◆ Given instruction: Find every line with the word "scale" and give their count, nothing else.

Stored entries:
(begin)
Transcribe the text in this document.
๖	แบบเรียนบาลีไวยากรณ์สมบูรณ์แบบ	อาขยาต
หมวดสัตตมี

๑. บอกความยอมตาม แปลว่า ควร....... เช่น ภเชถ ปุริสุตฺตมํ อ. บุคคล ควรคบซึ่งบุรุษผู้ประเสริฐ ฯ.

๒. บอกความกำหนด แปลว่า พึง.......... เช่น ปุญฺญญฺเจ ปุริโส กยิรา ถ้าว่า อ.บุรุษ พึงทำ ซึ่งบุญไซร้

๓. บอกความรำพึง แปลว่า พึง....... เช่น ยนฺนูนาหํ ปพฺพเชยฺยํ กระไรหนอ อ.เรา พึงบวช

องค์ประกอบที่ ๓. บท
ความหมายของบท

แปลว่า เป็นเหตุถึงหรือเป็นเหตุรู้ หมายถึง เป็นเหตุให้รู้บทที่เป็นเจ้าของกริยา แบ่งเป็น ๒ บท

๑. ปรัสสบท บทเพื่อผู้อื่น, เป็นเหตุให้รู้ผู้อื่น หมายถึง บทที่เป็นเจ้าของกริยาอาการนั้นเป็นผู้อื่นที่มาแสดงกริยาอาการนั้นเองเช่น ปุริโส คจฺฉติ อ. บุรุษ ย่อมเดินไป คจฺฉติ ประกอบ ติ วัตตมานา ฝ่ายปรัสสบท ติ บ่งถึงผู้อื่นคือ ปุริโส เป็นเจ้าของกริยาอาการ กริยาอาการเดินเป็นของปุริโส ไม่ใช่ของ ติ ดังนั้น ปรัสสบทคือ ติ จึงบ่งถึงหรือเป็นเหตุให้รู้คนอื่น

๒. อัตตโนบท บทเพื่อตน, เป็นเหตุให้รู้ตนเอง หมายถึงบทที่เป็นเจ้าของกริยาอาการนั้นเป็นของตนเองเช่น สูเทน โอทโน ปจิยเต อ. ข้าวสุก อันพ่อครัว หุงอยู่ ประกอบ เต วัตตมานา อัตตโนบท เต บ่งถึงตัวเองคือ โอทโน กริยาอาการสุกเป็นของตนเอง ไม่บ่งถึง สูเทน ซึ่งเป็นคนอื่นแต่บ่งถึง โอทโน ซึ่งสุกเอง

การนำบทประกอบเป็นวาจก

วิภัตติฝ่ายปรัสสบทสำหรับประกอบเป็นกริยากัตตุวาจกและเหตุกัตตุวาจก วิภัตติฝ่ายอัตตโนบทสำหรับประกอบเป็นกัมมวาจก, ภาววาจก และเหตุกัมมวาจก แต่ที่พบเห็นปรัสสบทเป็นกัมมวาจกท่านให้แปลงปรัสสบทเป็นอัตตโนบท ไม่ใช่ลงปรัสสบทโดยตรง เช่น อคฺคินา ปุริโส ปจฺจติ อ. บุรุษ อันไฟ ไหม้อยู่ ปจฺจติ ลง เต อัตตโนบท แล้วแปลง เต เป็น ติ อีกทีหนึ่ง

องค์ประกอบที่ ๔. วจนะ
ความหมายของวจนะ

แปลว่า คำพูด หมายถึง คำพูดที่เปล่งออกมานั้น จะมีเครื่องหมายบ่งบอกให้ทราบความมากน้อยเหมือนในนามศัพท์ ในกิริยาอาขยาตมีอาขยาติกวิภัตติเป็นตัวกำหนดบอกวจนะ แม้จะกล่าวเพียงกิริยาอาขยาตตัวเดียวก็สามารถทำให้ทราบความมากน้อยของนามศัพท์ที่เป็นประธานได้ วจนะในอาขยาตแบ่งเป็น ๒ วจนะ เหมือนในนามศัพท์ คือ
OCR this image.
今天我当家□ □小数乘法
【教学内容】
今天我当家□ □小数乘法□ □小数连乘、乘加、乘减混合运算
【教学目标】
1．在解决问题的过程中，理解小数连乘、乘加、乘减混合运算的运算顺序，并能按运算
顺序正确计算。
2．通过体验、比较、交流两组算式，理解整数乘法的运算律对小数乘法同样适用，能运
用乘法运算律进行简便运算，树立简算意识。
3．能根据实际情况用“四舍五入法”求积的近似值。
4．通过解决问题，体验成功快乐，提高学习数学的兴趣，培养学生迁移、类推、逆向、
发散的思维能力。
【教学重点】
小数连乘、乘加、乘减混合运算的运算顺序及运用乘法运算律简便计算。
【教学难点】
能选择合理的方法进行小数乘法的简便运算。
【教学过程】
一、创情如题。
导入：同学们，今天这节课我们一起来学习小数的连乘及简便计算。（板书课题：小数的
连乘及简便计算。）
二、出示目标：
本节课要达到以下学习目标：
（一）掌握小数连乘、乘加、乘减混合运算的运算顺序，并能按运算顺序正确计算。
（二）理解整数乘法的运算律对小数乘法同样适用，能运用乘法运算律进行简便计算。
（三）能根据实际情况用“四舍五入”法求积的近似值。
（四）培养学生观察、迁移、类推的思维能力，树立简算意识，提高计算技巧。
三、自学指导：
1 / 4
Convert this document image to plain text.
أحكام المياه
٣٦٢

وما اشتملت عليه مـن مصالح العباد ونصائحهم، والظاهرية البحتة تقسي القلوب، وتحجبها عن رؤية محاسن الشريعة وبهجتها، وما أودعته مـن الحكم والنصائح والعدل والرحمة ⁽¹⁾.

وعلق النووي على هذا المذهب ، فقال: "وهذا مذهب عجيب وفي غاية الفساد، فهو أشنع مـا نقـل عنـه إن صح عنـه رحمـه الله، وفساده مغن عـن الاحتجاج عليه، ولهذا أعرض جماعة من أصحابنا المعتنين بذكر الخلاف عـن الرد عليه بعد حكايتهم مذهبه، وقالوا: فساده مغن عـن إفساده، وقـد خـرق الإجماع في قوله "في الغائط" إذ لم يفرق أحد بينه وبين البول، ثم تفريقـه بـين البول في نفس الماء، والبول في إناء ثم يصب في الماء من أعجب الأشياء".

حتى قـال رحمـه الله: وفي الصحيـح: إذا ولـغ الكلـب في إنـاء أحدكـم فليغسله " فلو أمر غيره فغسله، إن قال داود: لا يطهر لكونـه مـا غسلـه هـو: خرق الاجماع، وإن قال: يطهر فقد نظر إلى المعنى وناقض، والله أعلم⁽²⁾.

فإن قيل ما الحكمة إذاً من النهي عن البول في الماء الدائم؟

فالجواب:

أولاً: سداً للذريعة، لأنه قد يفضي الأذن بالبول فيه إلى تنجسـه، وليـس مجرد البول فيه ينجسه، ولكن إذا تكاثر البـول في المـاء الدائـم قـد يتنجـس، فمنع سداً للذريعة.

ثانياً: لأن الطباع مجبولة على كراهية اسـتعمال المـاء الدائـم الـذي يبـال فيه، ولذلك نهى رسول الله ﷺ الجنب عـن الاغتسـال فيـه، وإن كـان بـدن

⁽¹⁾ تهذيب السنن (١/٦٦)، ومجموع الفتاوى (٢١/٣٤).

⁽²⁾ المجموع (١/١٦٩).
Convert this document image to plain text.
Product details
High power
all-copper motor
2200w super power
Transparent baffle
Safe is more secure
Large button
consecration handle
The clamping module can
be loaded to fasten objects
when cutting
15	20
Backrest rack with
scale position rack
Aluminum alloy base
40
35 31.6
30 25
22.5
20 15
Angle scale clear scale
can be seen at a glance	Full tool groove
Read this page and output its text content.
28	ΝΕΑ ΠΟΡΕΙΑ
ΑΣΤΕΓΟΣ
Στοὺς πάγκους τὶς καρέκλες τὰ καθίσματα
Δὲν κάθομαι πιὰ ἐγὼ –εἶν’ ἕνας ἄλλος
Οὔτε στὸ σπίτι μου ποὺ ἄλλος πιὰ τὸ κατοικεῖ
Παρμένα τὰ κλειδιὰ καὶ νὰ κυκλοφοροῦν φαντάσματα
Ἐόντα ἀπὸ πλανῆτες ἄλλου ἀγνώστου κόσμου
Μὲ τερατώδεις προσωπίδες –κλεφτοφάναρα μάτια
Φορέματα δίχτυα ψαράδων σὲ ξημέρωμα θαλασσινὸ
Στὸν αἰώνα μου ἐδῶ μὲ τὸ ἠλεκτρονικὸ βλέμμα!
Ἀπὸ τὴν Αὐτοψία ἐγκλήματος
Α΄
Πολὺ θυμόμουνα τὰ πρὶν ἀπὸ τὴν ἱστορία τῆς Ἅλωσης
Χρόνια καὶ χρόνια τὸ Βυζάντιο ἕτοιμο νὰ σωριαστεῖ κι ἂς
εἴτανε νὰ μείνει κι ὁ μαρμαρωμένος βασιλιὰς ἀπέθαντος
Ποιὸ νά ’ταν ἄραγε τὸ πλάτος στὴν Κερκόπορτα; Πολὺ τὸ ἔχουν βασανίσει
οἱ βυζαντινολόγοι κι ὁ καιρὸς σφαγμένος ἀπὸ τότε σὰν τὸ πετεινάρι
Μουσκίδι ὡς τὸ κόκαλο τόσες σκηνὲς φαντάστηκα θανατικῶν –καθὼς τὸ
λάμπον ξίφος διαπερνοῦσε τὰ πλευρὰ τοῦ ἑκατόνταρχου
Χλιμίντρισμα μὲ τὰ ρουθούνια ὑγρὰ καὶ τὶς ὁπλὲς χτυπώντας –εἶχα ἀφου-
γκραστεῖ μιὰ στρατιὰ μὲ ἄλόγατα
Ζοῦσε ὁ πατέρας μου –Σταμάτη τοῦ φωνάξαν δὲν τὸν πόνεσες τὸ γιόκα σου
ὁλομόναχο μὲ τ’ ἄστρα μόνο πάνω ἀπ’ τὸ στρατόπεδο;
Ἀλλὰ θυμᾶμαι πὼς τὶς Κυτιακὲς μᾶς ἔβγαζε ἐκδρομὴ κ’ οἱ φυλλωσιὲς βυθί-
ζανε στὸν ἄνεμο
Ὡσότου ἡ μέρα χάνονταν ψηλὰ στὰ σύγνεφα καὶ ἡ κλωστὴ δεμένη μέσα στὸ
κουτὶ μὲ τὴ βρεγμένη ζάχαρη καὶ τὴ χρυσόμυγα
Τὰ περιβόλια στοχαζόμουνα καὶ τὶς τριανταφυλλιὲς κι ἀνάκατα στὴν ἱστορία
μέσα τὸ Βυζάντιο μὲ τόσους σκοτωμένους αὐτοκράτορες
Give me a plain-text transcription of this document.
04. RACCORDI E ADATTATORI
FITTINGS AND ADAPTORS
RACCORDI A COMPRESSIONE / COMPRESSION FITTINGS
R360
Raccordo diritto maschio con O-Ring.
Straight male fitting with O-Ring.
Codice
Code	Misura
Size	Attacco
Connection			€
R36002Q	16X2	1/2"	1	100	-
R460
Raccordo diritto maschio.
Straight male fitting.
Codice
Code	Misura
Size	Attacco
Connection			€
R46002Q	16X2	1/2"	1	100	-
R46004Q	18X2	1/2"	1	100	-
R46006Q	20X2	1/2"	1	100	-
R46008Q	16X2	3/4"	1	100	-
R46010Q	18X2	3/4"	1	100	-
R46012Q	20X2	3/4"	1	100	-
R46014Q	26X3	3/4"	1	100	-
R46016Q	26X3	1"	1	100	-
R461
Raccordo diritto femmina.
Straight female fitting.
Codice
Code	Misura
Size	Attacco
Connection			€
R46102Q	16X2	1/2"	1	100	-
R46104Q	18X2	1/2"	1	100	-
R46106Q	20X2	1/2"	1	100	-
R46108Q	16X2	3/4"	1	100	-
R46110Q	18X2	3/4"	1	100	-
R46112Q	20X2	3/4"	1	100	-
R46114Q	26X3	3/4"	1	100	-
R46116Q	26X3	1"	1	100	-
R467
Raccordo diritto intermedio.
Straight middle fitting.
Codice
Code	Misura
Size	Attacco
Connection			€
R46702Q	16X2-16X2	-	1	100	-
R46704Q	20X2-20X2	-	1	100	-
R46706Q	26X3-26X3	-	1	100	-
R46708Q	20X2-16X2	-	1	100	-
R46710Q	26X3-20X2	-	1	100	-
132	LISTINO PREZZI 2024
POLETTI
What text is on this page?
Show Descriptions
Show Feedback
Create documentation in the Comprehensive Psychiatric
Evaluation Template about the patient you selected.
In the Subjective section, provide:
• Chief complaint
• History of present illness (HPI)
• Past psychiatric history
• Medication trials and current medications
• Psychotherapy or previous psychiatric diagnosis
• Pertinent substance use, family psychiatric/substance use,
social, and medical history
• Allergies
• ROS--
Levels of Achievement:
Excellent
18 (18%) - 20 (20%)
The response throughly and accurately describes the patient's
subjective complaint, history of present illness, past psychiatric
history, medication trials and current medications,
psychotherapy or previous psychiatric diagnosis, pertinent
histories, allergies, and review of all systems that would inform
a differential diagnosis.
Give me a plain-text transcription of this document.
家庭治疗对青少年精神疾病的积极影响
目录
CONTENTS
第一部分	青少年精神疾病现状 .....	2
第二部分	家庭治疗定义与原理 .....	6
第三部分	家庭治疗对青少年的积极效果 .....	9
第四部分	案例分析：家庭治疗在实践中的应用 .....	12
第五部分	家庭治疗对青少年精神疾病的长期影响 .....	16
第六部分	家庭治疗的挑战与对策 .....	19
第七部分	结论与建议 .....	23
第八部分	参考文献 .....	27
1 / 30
(end)
◆ The response: 2